Extract all lines in the data that contain the word "siguientes".

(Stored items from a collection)

::::::

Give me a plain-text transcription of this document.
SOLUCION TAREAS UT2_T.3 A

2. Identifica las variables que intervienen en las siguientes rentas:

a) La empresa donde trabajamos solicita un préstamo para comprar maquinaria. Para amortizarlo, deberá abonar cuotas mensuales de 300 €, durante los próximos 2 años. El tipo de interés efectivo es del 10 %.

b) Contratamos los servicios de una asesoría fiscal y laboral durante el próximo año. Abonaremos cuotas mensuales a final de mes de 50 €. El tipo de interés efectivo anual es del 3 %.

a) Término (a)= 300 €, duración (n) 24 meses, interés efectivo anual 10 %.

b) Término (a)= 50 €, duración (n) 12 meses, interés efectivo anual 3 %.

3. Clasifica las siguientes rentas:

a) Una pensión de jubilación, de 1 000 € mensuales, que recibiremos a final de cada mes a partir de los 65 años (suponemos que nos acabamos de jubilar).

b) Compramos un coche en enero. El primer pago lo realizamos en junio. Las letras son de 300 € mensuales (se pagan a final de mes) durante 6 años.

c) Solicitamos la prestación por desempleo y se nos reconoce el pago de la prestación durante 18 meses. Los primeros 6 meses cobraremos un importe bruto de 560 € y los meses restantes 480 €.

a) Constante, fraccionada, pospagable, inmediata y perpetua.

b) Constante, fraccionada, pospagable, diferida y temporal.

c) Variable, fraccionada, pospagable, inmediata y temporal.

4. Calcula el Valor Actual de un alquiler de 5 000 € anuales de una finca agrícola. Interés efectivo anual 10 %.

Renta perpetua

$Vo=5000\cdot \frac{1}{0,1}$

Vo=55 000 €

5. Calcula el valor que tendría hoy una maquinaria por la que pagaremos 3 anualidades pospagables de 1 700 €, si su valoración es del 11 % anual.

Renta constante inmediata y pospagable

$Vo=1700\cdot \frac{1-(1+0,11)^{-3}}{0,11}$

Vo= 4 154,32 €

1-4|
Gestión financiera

::::::

WRITTEN SOLUTION
2. Identifica las variables que intervienen en las siguientes rentas:
3. Clasifica las siguientes rentas:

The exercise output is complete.